§ PROBLEM DETAILS
Copy out every line in the entries below that includes "please".

§ LISTED ENTRIES
<<<<

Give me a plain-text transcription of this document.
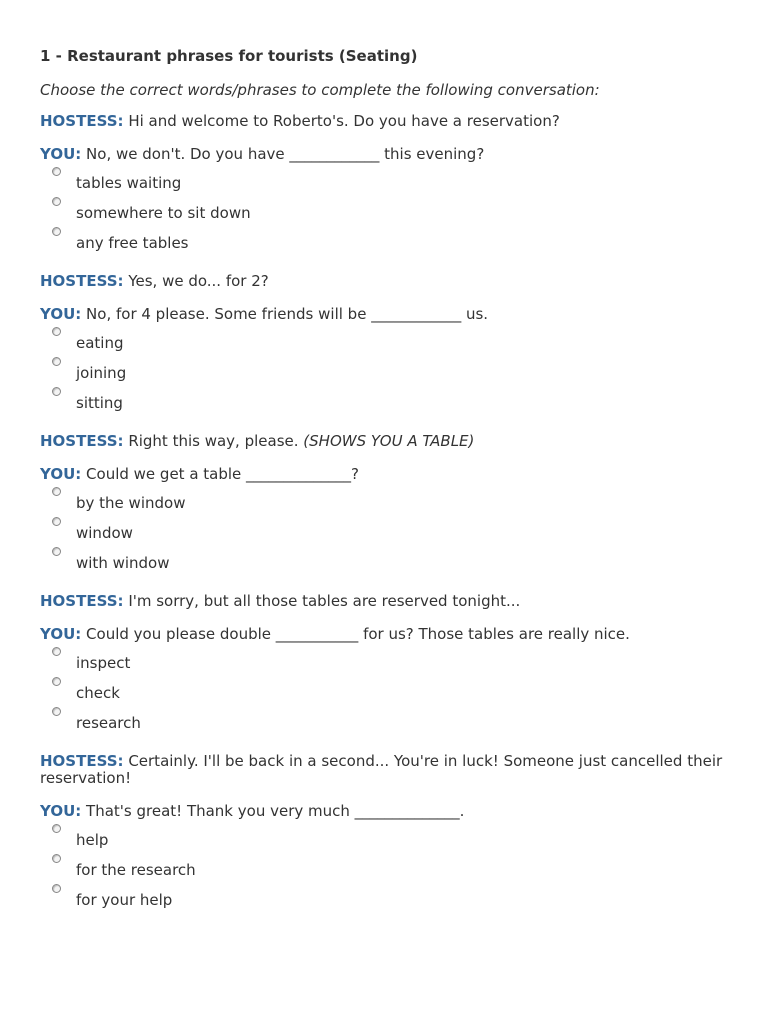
1 - Restaurant phrases for tourists (Seating)
Choose the correct words/phrases to complete the following conversation:
HOSTESS: Hi and welcome to Roberto's. Do you have a reservation?
YOU: No, we don't. Do you have ____________ this evening?
tables waiting
somewhere to sit down
any free tables
HOSTESS: Yes, we do... for 2?
YOU: No, for 4 please. Some friends will be ____________ us.
eating
joining
sitting
HOSTESS: Right this way, please. (SHOWS YOU A TABLE)
YOU: Could we get a table ______________?
by the window
window
with window
HOSTESS: I'm sorry, but all those tables are reserved tonight...
YOU: Could you please double ___________ for us? Those tables are really nice.
inspect
check
research
HOSTESS: Certainly. I'll be back in a second... You're in luck! Someone just cancelled their reservation!
YOU: That's great! Thank you very much ______________.
help
for the research
for your help
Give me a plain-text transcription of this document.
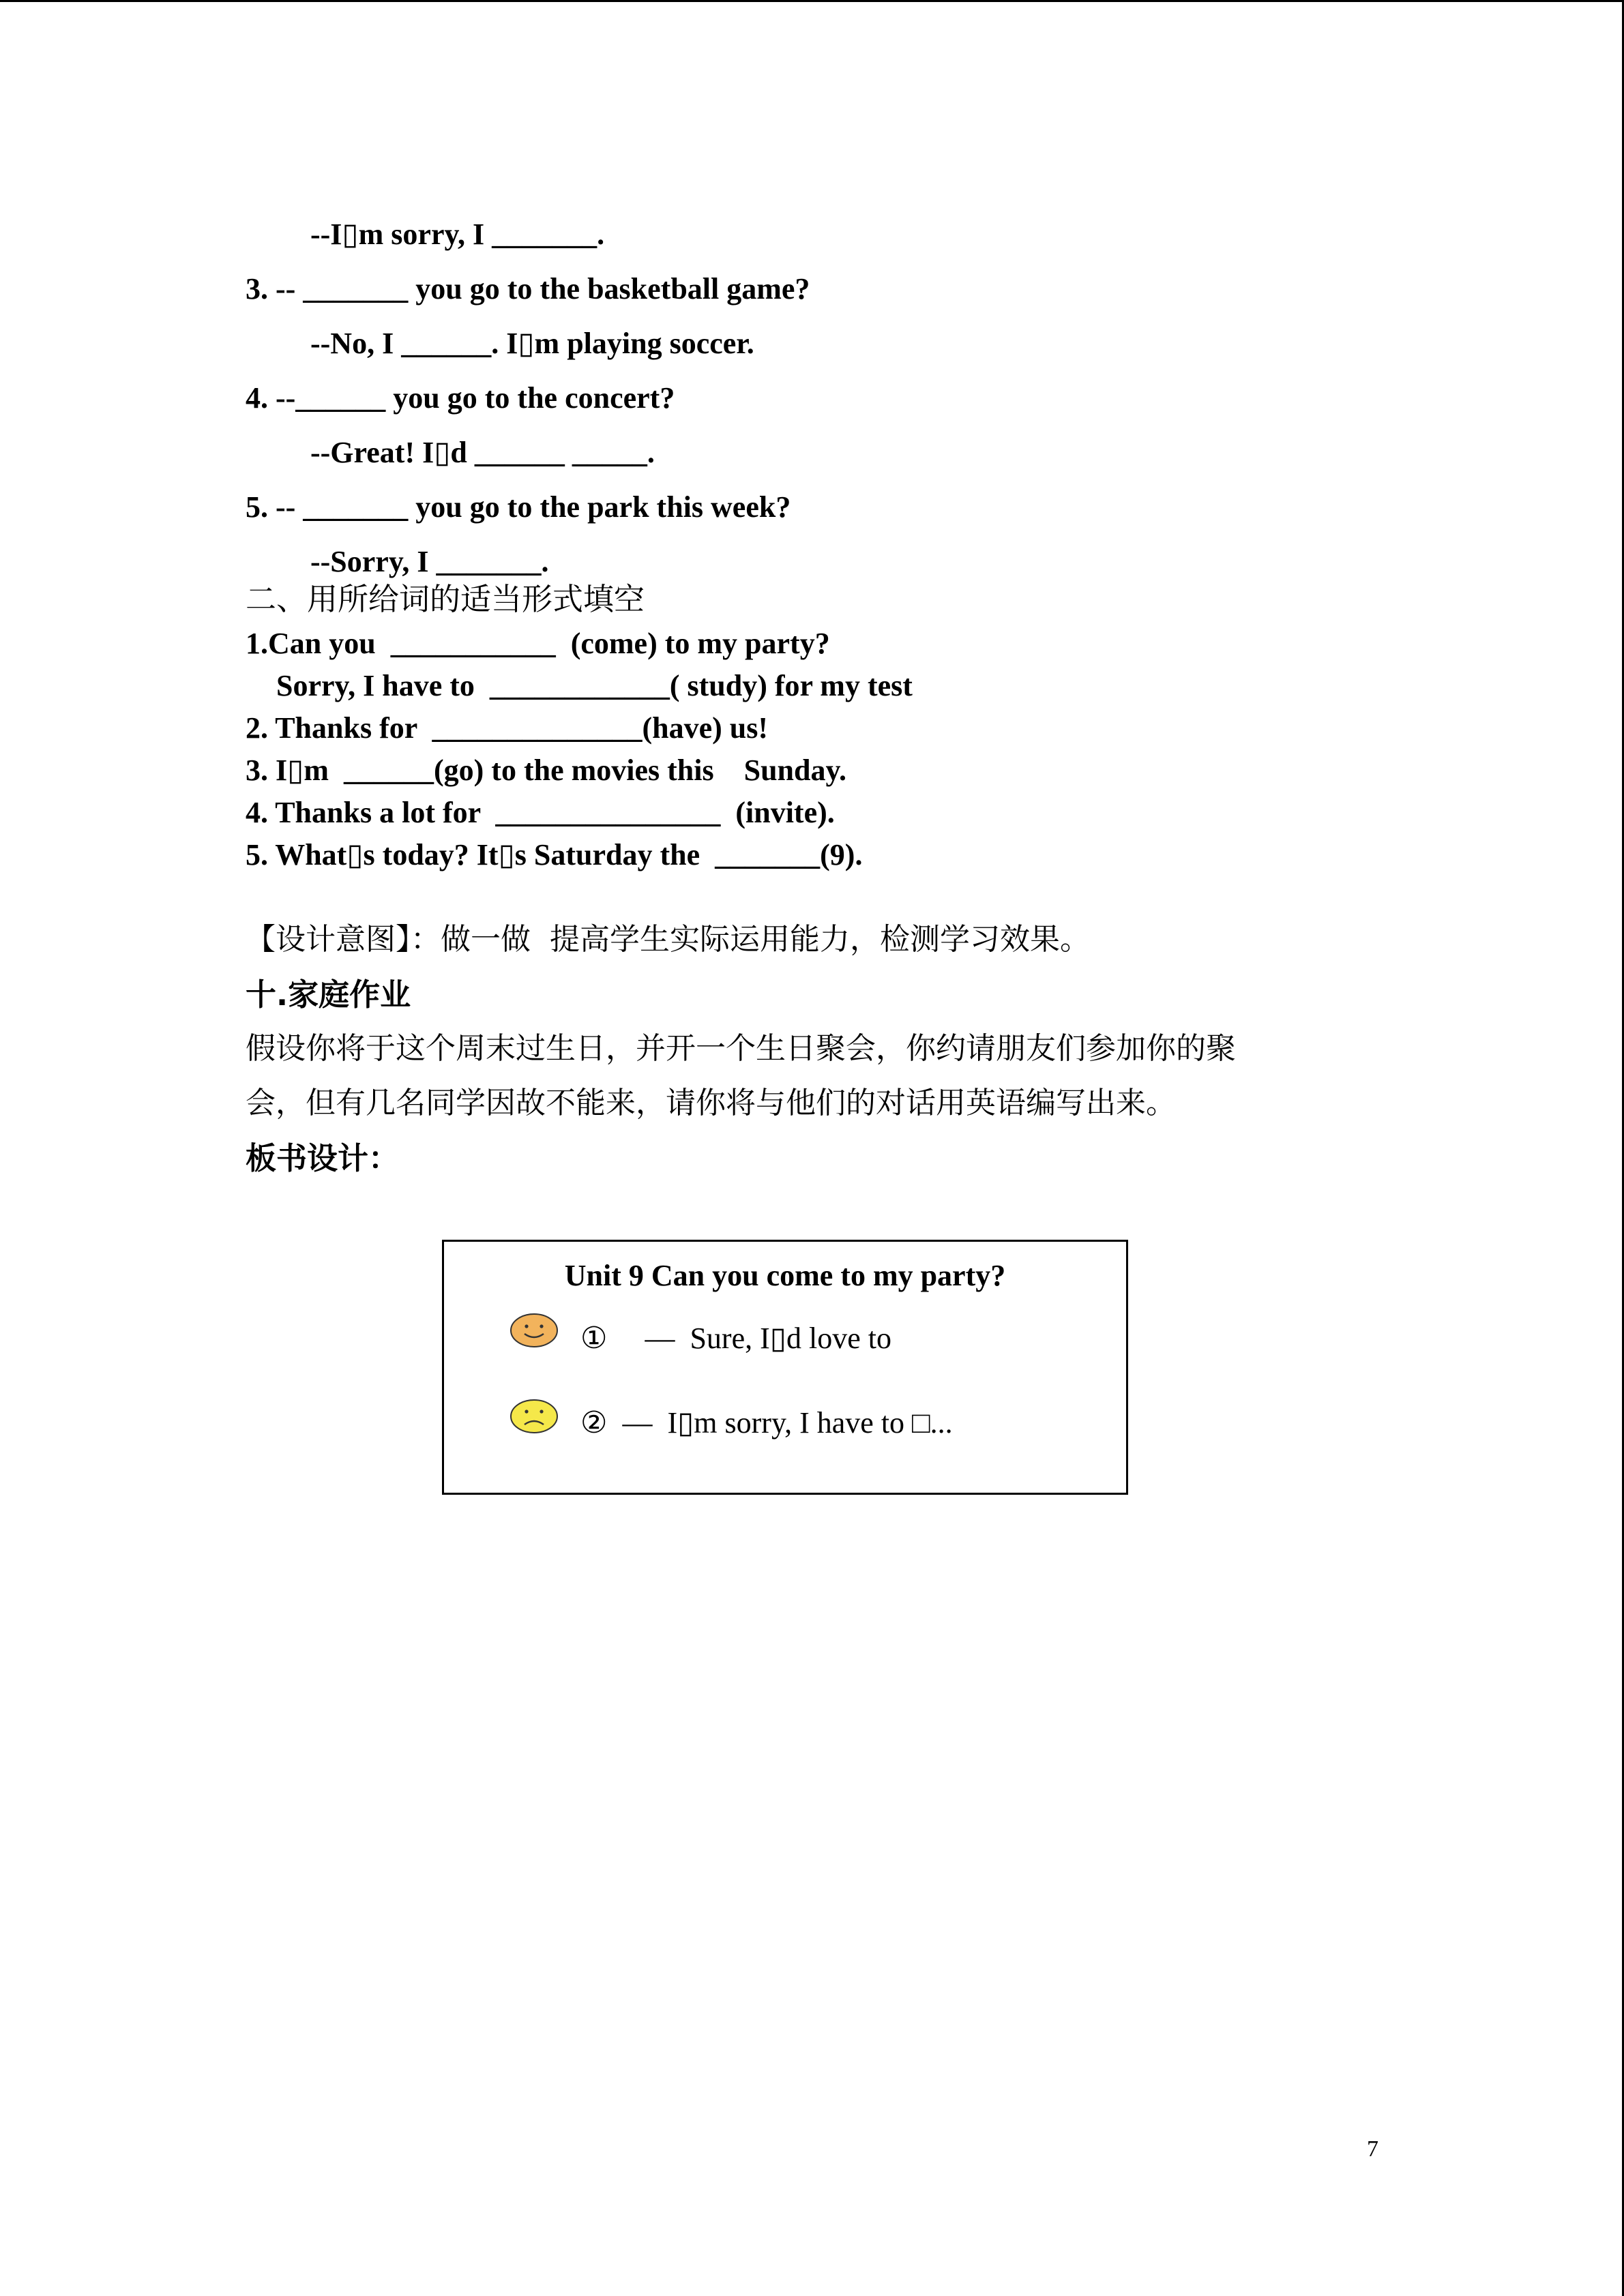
--I▯m sorry, I _______.
3. -- _______ you go to the basketball game?
--No, I ______. I▯m playing soccer.
4. --______ you go to the concert?
--Great! I▯d ______ _____.
5. -- _______ you go to the park this week?
--Sorry, I _______.
二、用所给词的适当形式填空
1.Can you  ___________  (come) to my party?
Sorry, I have to  ____________( study) for my test
2. Thanks for  ______________(have) us!
3. I▯m  ______(go) to the movies this    Sunday.
4. Thanks a lot for  _______________  (invite).
5. What▯s today? It▯s Saturday the  _______(9).
【设计意图】：做一做  提高学生实际运用能力，检测学习效果。
十.家庭作业
假设你将于这个周末过生日，并开一个生日聚会，你约请朋友们参加你的聚
会，但有几名同学因故不能来，请你将与他们的对话用英语编写出来。
板书设计：
Unit 9 Can you come to my party?
①     —  Sure, I▯d love to
②  —  I▯m sorry, I have to □...
7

>>>>

§ RESPONSE FOR THIS EXERCISE
YOU: No, for 4 please. Some friends will be ____________ us.
HOSTESS: Right this way, please. (SHOWS YOU A TABLE)
YOU: Could you please double ___________ for us? Those tables are really nice.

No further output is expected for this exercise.